→ **REQUEST**:
Write out each line of the material again, word for word.

→ **Data records**:
------------

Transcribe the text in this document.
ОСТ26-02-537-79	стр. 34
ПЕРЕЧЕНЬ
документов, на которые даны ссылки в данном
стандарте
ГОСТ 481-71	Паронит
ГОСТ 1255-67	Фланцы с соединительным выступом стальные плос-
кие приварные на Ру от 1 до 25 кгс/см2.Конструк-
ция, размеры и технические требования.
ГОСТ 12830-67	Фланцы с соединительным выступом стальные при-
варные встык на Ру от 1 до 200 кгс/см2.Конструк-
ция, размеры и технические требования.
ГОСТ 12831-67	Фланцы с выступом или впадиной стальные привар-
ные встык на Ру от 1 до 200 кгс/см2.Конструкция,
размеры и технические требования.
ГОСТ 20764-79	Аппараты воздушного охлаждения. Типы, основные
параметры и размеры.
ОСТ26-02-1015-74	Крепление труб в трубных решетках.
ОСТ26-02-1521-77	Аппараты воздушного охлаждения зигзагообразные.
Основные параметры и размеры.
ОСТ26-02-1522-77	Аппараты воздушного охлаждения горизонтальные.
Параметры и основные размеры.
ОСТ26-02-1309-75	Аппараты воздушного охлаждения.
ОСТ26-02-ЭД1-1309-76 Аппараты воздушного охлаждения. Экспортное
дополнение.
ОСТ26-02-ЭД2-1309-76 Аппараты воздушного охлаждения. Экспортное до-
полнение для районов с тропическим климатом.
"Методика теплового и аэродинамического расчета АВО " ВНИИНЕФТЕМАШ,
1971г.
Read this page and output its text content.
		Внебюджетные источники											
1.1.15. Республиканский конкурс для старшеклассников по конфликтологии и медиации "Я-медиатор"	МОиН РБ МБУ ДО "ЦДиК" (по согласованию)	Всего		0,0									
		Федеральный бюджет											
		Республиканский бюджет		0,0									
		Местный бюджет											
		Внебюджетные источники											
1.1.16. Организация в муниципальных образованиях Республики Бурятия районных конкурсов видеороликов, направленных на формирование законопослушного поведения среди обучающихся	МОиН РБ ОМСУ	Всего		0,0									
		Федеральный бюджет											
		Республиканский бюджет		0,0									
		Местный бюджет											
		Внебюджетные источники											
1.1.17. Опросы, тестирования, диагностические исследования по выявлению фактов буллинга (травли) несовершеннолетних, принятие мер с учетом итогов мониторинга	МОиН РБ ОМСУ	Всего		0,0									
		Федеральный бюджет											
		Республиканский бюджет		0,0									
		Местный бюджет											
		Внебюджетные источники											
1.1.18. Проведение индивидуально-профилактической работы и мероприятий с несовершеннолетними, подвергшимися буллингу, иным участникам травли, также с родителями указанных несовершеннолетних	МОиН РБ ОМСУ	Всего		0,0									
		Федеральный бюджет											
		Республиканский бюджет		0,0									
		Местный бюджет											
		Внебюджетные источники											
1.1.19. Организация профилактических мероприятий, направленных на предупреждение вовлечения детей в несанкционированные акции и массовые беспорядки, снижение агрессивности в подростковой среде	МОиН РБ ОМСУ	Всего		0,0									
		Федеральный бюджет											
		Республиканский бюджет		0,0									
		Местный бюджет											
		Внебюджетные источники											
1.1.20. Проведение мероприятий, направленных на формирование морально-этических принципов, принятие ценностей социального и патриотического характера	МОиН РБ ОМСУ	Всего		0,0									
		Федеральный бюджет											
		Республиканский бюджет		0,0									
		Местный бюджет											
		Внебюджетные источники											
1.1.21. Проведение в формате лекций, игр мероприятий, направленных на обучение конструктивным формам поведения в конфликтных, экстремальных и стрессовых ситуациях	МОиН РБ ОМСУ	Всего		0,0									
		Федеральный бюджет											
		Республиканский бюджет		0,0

------------

→ **RESULT OF THIS TASK**:
Transcribe the text in this document.
ОСТ26-02-537-79	стр. 34
ПЕРЕЧЕНЬ
документов, на которые даны ссылки в данном
стандарте
ГОСТ 481-71	Паронит
ГОСТ 1255-67	Фланцы с соединительным выступом стальные плос-
кие приварные на Ру от 1 до 25 кгс/см2.Конструк-
ция, размеры и технические требования.
ГОСТ 12830-67	Фланцы с соединительным выступом стальные при-
варные встык на Ру от 1 до 200 кгс/см2.Конструк-
ция, размеры и технические требования.
ГОСТ 12831-67	Фланцы с выступом или впадиной стальные привар-
ные встык на Ру от 1 до 200 кгс/см2.Конструкция,
размеры и технические требования.
ГОСТ 20764-79	Аппараты воздушного охлаждения. Типы, основные
параметры и размеры.
ОСТ26-02-1015-74	Крепление труб в трубных решетках.
ОСТ26-02-1521-77	Аппараты воздушного охлаждения зигзагообразные.
Основные параметры и размеры.
ОСТ26-02-1522-77	Аппараты воздушного охлаждения горизонтальные.
Параметры и основные размеры.
ОСТ26-02-1309-75	Аппараты воздушного охлаждения.
ОСТ26-02-ЭД1-1309-76 Аппараты воздушного охлаждения. Экспортное
дополнение.
ОСТ26-02-ЭД2-1309-76 Аппараты воздушного охлаждения. Экспортное до-
полнение для районов с тропическим климатом.
"Методика теплового и аэродинамического расчета АВО " ВНИИНЕФТЕМАШ,
1971г.
Read this page and output its text content.
		Внебюджетные источники											
1.1.15. Республиканский конкурс для старшеклассников по конфликтологии и медиации "Я-медиатор"	МОиН РБ МБУ ДО "ЦДиК" (по согласованию)	Всего		0,0									
		Федеральный бюджет											
		Республиканский бюджет		0,0									
		Местный бюджет											
		Внебюджетные источники											
1.1.16. Организация в муниципальных образованиях Республики Бурятия районных конкурсов видеороликов, направленных на формирование законопослушного поведения среди обучающихся	МОиН РБ ОМСУ	Всего		0,0									
		Федеральный бюджет											
		Республиканский бюджет		0,0									
		Местный бюджет											
		Внебюджетные источники											
1.1.17. Опросы, тестирования, диагностические исследования по выявлению фактов буллинга (травли) несовершеннолетних, принятие мер с учетом итогов мониторинга	МОиН РБ ОМСУ	Всего		0,0									
		Федеральный бюджет											
		Республиканский бюджет		0,0									
		Местный бюджет											
		Внебюджетные источники											
1.1.18. Проведение индивидуально-профилактической работы и мероприятий с несовершеннолетними, подвергшимися буллингу, иным участникам травли, также с родителями указанных несовершеннолетних	МОиН РБ ОМСУ	Всего		0,0									
		Федеральный бюджет											
		Республиканский бюджет		0,0									
		Местный бюджет											
		Внебюджетные источники											
1.1.19. Организация профилактических мероприятий, направленных на предупреждение вовлечения детей в несанкционированные акции и массовые беспорядки, снижение агрессивности в подростковой среде	МОиН РБ ОМСУ	Всего		0,0									
		Федеральный бюджет											
		Республиканский бюджет		0,0									
		Местный бюджет											
		Внебюджетные источники											
1.1.20. Проведение мероприятий, направленных на формирование морально-этических принципов, принятие ценностей социального и патриотического характера	МОиН РБ ОМСУ	Всего		0,0									
		Федеральный бюджет											
		Республиканский бюджет		0,0									
		Местный бюджет											
		Внебюджетные источники											
1.1.21. Проведение в формате лекций, игр мероприятий, направленных на обучение конструктивным формам поведения в конфликтных, экстремальных и стрессовых ситуациях	МОиН РБ ОМСУ	Всего		0,0									
		Федеральный бюджет											
		Республиканский бюджет		0,0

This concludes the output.